▶ _Stated task_:
Copy everything in the listing below word for word, apart from any images.

▶ _Working data_:
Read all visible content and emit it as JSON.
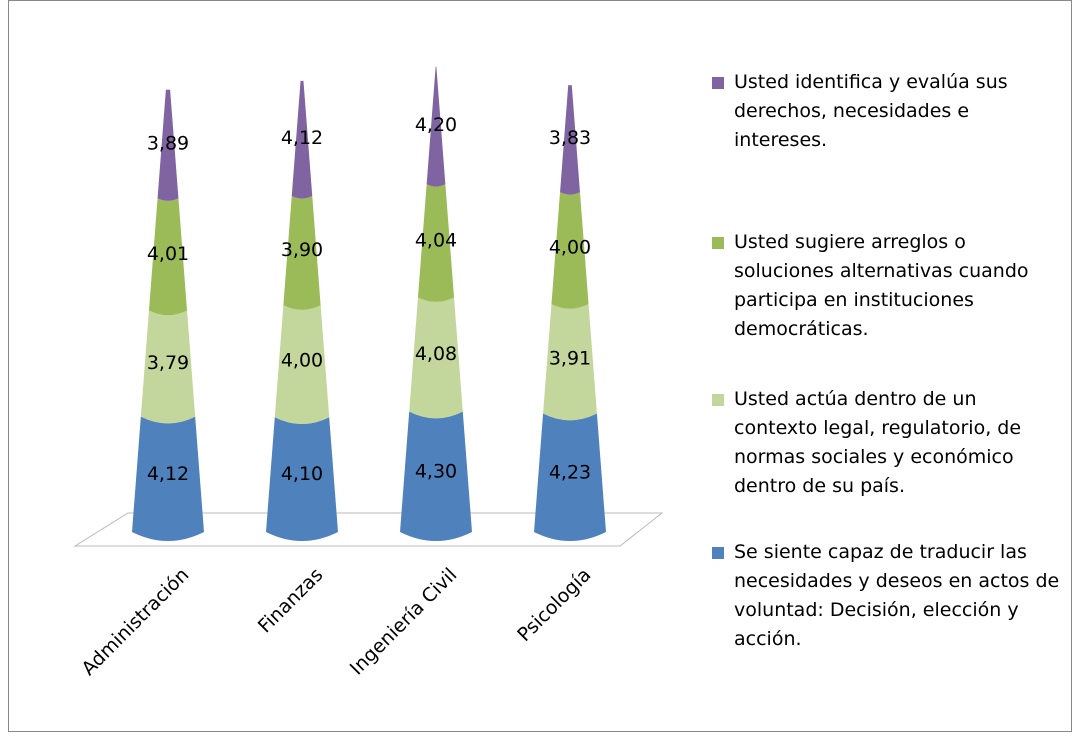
{
  "chart_data": {
    "type": "cone",
    "categories": [
      "Administración",
      "Finanzas",
      "Ingeniería Civil",
      "Psicología"
    ],
    "series": [
      {
        "name": "Se siente capaz de traducir las necesidades y deseos en actos de voluntad: Decisión, elección y acción.",
        "color": "#4f81bd",
        "values": [
          4.12,
          4.1,
          4.3,
          4.23
        ],
        "value_labels": [
          "4,12",
          "4,10",
          "4,30",
          "4,23"
        ]
      },
      {
        "name": "Usted actúa dentro de un contexto legal, regulatorio, de normas sociales y económico dentro de su país.",
        "color": "#c3d69b",
        "values": [
          3.79,
          4.0,
          4.08,
          3.91
        ],
        "value_labels": [
          "3,79",
          "4,00",
          "4,08",
          "3,91"
        ]
      },
      {
        "name": "Usted sugiere arreglos o soluciones alternativas cuando participa en instituciones democráticas.",
        "color": "#9bbb59",
        "values": [
          4.01,
          3.9,
          4.04,
          4.0
        ],
        "value_labels": [
          "4,01",
          "3,90",
          "4,04",
          "4,00"
        ]
      },
      {
        "name": "Usted identifica y evalúa sus derechos, necesidades e intereses.",
        "color": "#8064a2",
        "values": [
          3.89,
          4.12,
          4.2,
          3.83
        ],
        "value_labels": [
          "3,89",
          "4,12",
          "4,20",
          "3,83"
        ]
      }
    ]
  }
}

▶ _Result of the task_:
Read all visible content and emit it as JSON.
{
  "chart_data": {
    "type": "cone",
    "categories": [
      "Administración",
      "Finanzas",
      "Ingeniería Civil",
      "Psicología"
    ],
    "series": [
      {
        "name": "Se siente capaz de traducir las necesidades y deseos en actos de voluntad: Decisión, elección y acción.",
        "color": "#4f81bd",
        "values": [
          4.12,
          4.1,
          4.3,
          4.23
        ],
        "value_labels": [
          "4,12",
          "4,10",
          "4,30",
          "4,23"
        ]
      },
      {
        "name": "Usted actúa dentro de un contexto legal, regulatorio, de normas sociales y económico dentro de su país.",
        "color": "#c3d69b",
        "values": [
          3.79,
          4.0,
          4.08,
          3.91
        ],
        "value_labels": [
          "3,79",
          "4,00",
          "4,08",
          "3,91"
        ]
      },
      {
        "name": "Usted sugiere arreglos o soluciones alternativas cuando participa en instituciones democráticas.",
        "color": "#9bbb59",
        "values": [
          4.01,
          3.9,
          4.04,
          4.0
        ],
        "value_labels": [
          "4,01",
          "3,90",
          "4,04",
          "4,00"
        ]
      },
      {
        "name": "Usted identifica y evalúa sus derechos, necesidades e intereses.",
        "color": "#8064a2",
        "values": [
          3.89,
          4.12,
          4.2,
          3.83
        ],
        "value_labels": [
          "3,89",
          "4,12",
          "4,20",
          "3,83"
        ]
      }
    ]
  }
}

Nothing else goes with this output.